**STATED GOAL:**
From the entries provided below, copy each line that contains the word "plot".
************
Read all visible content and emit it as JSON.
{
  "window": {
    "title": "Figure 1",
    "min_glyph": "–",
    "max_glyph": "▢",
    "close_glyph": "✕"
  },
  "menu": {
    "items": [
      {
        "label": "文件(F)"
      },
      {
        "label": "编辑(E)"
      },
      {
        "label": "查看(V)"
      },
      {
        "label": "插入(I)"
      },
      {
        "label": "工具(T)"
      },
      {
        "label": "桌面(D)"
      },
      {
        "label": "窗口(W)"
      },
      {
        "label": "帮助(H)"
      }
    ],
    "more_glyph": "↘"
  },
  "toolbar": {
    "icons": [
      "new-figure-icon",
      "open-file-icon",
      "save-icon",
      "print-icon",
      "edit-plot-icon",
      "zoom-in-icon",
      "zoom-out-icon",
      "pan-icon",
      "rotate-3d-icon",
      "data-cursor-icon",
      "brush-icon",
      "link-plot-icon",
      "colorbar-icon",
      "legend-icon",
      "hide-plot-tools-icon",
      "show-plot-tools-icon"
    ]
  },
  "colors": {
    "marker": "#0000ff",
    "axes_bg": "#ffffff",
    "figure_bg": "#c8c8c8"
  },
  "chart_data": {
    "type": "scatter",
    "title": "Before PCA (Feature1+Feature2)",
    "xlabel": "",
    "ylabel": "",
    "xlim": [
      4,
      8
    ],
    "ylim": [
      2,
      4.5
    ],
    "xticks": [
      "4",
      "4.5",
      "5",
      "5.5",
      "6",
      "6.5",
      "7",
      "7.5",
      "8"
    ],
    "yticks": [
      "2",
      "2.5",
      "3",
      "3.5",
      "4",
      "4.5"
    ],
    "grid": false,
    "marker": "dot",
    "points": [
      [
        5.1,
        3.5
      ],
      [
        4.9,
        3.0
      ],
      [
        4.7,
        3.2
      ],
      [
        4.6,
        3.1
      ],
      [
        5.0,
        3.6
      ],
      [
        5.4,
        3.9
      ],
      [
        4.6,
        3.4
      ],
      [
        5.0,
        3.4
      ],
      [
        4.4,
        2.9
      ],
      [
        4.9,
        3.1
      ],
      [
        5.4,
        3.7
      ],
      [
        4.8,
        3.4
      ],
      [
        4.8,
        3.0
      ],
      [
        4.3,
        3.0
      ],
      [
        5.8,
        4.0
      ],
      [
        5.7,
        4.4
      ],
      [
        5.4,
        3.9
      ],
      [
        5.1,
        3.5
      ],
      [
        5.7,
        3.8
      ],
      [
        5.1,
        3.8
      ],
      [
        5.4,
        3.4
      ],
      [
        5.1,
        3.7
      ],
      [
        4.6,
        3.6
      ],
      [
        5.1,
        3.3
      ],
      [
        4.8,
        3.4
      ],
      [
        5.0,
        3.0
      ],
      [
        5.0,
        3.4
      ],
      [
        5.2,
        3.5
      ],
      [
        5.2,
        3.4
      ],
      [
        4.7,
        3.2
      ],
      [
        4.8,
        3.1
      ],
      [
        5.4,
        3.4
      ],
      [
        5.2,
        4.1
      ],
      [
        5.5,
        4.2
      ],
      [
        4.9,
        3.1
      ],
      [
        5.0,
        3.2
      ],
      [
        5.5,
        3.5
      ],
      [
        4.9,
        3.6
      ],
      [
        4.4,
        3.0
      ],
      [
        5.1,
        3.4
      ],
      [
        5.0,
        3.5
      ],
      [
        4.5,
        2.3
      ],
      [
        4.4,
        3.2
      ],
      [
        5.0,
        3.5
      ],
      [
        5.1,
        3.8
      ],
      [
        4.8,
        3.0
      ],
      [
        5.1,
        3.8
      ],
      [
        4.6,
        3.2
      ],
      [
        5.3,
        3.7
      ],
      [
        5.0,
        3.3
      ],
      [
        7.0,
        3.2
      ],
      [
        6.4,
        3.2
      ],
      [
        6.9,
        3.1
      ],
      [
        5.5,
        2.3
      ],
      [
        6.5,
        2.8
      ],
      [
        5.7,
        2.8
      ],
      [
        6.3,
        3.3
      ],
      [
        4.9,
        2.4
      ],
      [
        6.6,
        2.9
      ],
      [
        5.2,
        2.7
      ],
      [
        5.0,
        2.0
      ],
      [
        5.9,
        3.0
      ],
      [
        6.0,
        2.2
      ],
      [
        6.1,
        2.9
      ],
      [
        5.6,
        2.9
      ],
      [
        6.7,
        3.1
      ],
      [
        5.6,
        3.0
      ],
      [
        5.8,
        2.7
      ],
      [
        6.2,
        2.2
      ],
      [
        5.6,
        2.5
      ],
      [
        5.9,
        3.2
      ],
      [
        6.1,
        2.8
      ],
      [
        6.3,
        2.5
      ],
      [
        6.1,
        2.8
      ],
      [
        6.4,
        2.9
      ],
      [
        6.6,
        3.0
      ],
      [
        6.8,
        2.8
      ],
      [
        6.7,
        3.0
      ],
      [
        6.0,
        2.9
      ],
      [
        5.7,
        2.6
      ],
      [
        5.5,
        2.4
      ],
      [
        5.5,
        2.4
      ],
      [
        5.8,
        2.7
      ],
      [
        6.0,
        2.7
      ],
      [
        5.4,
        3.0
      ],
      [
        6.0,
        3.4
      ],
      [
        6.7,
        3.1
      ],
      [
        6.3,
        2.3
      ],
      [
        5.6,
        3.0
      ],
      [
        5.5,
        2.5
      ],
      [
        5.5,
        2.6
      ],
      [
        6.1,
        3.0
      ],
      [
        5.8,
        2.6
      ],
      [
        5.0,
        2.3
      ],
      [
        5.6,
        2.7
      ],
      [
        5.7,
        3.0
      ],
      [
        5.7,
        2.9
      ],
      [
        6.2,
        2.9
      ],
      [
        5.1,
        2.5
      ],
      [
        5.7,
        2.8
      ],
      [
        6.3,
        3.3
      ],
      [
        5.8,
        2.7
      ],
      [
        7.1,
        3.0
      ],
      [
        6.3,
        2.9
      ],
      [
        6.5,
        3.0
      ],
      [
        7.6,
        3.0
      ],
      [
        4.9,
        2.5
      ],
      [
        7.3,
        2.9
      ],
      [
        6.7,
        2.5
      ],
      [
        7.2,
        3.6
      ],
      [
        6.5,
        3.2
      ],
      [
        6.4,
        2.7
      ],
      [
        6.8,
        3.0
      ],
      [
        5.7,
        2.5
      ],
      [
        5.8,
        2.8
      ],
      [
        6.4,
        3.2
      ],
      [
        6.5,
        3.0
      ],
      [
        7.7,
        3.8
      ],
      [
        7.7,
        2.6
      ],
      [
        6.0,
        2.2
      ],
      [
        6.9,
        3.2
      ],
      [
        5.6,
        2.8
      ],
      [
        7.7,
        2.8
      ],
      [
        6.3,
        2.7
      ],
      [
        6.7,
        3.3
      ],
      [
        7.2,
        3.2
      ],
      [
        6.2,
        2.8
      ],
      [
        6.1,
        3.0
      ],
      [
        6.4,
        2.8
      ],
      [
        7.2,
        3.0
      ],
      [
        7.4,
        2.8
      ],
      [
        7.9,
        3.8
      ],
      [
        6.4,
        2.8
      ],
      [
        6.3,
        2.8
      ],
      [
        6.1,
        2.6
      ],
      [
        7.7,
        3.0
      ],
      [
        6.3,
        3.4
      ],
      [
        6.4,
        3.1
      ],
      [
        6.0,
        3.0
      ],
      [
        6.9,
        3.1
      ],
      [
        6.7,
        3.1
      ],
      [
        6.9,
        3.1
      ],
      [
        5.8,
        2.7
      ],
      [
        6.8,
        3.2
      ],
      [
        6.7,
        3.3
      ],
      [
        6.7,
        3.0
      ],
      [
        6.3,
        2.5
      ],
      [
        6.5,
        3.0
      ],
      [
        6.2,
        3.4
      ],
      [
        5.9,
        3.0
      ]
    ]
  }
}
************
**RESPONSE BELOW:**
      "edit-plot-icon",
      "link-plot-icon",
      "hide-plot-tools-icon",
      "show-plot-tools-icon"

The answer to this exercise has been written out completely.